---- Input for this task

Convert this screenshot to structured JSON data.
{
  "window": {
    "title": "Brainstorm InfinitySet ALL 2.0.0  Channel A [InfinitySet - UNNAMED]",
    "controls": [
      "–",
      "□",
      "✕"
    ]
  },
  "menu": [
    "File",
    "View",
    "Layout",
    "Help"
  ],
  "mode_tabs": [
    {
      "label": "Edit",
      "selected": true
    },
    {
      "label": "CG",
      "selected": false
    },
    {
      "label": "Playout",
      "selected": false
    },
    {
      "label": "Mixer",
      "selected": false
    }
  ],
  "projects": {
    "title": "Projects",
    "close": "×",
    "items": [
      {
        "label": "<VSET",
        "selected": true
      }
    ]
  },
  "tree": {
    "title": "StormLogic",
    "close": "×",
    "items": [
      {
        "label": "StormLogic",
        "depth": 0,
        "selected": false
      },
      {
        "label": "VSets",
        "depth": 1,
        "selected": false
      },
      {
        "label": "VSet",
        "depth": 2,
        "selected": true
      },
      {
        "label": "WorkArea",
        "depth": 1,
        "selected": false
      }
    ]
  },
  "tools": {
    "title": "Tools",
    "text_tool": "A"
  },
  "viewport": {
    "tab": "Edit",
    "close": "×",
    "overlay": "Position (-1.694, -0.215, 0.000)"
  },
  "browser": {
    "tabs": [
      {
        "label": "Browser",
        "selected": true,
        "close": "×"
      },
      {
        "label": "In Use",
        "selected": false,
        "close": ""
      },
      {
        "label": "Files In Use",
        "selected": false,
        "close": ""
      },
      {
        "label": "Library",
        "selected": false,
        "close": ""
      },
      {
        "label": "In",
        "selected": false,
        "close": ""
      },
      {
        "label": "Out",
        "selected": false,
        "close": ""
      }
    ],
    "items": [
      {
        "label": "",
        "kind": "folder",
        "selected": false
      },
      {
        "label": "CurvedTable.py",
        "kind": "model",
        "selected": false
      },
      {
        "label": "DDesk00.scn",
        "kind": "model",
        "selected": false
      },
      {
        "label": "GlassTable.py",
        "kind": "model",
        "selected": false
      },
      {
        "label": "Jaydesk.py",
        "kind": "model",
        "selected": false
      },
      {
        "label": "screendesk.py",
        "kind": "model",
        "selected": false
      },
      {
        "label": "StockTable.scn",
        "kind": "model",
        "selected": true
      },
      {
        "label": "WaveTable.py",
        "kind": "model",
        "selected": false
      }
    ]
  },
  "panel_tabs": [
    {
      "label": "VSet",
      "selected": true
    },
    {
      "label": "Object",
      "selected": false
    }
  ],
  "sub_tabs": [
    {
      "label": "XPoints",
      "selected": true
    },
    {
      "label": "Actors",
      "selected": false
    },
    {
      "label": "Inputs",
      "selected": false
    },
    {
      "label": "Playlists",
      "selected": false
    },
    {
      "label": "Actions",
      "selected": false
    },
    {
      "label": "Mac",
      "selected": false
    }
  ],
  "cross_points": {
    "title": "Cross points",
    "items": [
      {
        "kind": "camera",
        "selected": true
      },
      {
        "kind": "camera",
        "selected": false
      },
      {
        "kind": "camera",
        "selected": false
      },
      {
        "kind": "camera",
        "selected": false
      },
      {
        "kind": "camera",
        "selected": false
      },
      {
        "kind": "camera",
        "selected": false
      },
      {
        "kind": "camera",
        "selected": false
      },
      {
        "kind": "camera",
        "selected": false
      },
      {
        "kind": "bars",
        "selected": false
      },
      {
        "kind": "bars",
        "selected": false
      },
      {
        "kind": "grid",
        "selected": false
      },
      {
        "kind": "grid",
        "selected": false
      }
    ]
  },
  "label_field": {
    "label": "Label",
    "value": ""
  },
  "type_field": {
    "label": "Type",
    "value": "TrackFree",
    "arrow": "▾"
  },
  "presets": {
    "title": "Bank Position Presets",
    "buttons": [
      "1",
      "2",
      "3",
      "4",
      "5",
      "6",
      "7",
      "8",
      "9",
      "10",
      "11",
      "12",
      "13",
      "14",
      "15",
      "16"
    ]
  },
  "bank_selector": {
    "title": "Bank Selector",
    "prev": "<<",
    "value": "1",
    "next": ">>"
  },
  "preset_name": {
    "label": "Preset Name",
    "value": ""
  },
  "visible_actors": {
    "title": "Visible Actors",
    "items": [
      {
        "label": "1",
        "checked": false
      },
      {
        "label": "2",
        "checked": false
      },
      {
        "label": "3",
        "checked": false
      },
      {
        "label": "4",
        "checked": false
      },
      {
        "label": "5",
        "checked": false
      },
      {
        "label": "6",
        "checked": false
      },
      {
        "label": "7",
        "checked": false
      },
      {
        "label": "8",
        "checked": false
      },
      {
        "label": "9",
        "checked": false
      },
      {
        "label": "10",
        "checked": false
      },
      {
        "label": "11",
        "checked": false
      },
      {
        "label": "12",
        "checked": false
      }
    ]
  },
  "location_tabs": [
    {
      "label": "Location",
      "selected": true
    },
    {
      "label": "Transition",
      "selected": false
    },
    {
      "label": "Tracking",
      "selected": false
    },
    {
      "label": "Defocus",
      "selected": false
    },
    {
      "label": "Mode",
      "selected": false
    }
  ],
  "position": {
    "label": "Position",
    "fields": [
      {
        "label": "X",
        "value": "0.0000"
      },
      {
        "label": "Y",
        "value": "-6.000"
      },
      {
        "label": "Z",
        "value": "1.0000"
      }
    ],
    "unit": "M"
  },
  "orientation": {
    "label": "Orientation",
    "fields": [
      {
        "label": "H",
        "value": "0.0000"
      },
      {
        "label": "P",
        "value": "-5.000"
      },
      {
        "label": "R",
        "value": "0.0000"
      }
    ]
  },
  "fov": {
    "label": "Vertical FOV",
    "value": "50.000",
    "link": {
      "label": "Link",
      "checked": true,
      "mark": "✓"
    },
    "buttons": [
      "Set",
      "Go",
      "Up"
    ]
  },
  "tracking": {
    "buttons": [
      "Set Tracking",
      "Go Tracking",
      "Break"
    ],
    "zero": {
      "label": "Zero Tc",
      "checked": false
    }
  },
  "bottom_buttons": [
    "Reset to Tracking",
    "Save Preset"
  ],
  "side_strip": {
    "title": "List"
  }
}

--------

[What is needed]
Write out the data exactly as it stands.

[Solution for this exercise]
Convert this screenshot to structured JSON data.
{
  "window": {
    "title": "Brainstorm InfinitySet ALL 2.0.0  Channel A [InfinitySet - UNNAMED]",
    "controls": [
      "–",
      "□",
      "✕"
    ]
  },
  "menu": [
    "File",
    "View",
    "Layout",
    "Help"
  ],
  "mode_tabs": [
    {
      "label": "Edit",
      "selected": true
    },
    {
      "label": "CG",
      "selected": false
    },
    {
      "label": "Playout",
      "selected": false
    },
    {
      "label": "Mixer",
      "selected": false
    }
  ],
  "projects": {
    "title": "Projects",
    "close": "×",
    "items": [
      {
        "label": "<VSET",
        "selected": true
      }
    ]
  },
  "tree": {
    "title": "StormLogic",
    "close": "×",
    "items": [
      {
        "label": "StormLogic",
        "depth": 0,
        "selected": false
      },
      {
        "label": "VSets",
        "depth": 1,
        "selected": false
      },
      {
        "label": "VSet",
        "depth": 2,
        "selected": true
      },
      {
        "label": "WorkArea",
        "depth": 1,
        "selected": false
      }
    ]
  },
  "tools": {
    "title": "Tools",
    "text_tool": "A"
  },
  "viewport": {
    "tab": "Edit",
    "close": "×",
    "overlay": "Position (-1.694, -0.215, 0.000)"
  },
  "browser": {
    "tabs": [
      {
        "label": "Browser",
        "selected": true,
        "close": "×"
      },
      {
        "label": "In Use",
        "selected": false,
        "close": ""
      },
      {
        "label": "Files In Use",
        "selected": false,
        "close": ""
      },
      {
        "label": "Library",
        "selected": false,
        "close": ""
      },
      {
        "label": "In",
        "selected": false,
        "close": ""
      },
      {
        "label": "Out",
        "selected": false,
        "close": ""
      }
    ],
    "items": [
      {
        "label": "",
        "kind": "folder",
        "selected": false
      },
      {
        "label": "CurvedTable.py",
        "kind": "model",
        "selected": false
      },
      {
        "label": "DDesk00.scn",
        "kind": "model",
        "selected": false
      },
      {
        "label": "GlassTable.py",
        "kind": "model",
        "selected": false
      },
      {
        "label": "Jaydesk.py",
        "kind": "model",
        "selected": false
      },
      {
        "label": "screendesk.py",
        "kind": "model",
        "selected": false
      },
      {
        "label": "StockTable.scn",
        "kind": "model",
        "selected": true
      },
      {
        "label": "WaveTable.py",
        "kind": "model",
        "selected": false
      }
    ]
  },
  "panel_tabs": [
    {
      "label": "VSet",
      "selected": true
    },
    {
      "label": "Object",
      "selected": false
    }
  ],
  "sub_tabs": [
    {
      "label": "XPoints",
      "selected": true
    },
    {
      "label": "Actors",
      "selected": false
    },
    {
      "label": "Inputs",
      "selected": false
    },
    {
      "label": "Playlists",
      "selected": false
    },
    {
      "label": "Actions",
      "selected": false
    },
    {
      "label": "Mac",
      "selected": false
    }
  ],
  "cross_points": {
    "title": "Cross points",
    "items": [
      {
        "kind": "camera",
        "selected": true
      },
      {
        "kind": "camera",
        "selected": false
      },
      {
        "kind": "camera",
        "selected": false
      },
      {
        "kind": "camera",
        "selected": false
      },
      {
        "kind": "camera",
        "selected": false
      },
      {
        "kind": "camera",
        "selected": false
      },
      {
        "kind": "camera",
        "selected": false
      },
      {
        "kind": "camera",
        "selected": false
      },
      {
        "kind": "bars",
        "selected": false
      },
      {
        "kind": "bars",
        "selected": false
      },
      {
        "kind": "grid",
        "selected": false
      },
      {
        "kind": "grid",
        "selected": false
      }
    ]
  },
  "label_field": {
    "label": "Label",
    "value": ""
  },
  "type_field": {
    "label": "Type",
    "value": "TrackFree",
    "arrow": "▾"
  },
  "presets": {
    "title": "Bank Position Presets",
    "buttons": [
      "1",
      "2",
      "3",
      "4",
      "5",
      "6",
      "7",
      "8",
      "9",
      "10",
      "11",
      "12",
      "13",
      "14",
      "15",
      "16"
    ]
  },
  "bank_selector": {
    "title": "Bank Selector",
    "prev": "<<",
    "value": "1",
    "next": ">>"
  },
  "preset_name": {
    "label": "Preset Name",
    "value": ""
  },
  "visible_actors": {
    "title": "Visible Actors",
    "items": [
      {
        "label": "1",
        "checked": false
      },
      {
        "label": "2",
        "checked": false
      },
      {
        "label": "3",
        "checked": false
      },
      {
        "label": "4",
        "checked": false
      },
      {
        "label": "5",
        "checked": false
      },
      {
        "label": "6",
        "checked": false
      },
      {
        "label": "7",
        "checked": false
      },
      {
        "label": "8",
        "checked": false
      },
      {
        "label": "9",
        "checked": false
      },
      {
        "label": "10",
        "checked": false
      },
      {
        "label": "11",
        "checked": false
      },
      {
        "label": "12",
        "checked": false
      }
    ]
  },
  "location_tabs": [
    {
      "label": "Location",
      "selected": true
    },
    {
      "label": "Transition",
      "selected": false
    },
    {
      "label": "Tracking",
      "selected": false
    },
    {
      "label": "Defocus",
      "selected": false
    },
    {
      "label": "Mode",
      "selected": false
    }
  ],
  "position": {
    "label": "Position",
    "fields": [
      {
        "label": "X",
        "value": "0.0000"
      },
      {
        "label": "Y",
        "value": "-6.000"
      },
      {
        "label": "Z",
        "value": "1.0000"
      }
    ],
    "unit": "M"
  },
  "orientation": {
    "label": "Orientation",
    "fields": [
      {
        "label": "H",
        "value": "0.0000"
      },
      {
        "label": "P",
        "value": "-5.000"
      },
      {
        "label": "R",
        "value": "0.0000"
      }
    ]
  },
  "fov": {
    "label": "Vertical FOV",
    "value": "50.000",
    "link": {
      "label": "Link",
      "checked": true,
      "mark": "✓"
    },
    "buttons": [
      "Set",
      "Go",
      "Up"
    ]
  },
  "tracking": {
    "buttons": [
      "Set Tracking",
      "Go Tracking",
      "Break"
    ],
    "zero": {
      "label": "Zero Tc",
      "checked": false
    }
  },
  "bottom_buttons": [
    "Reset to Tracking",
    "Save Preset"
  ],
  "side_strip": {
    "title": "List"
  }
}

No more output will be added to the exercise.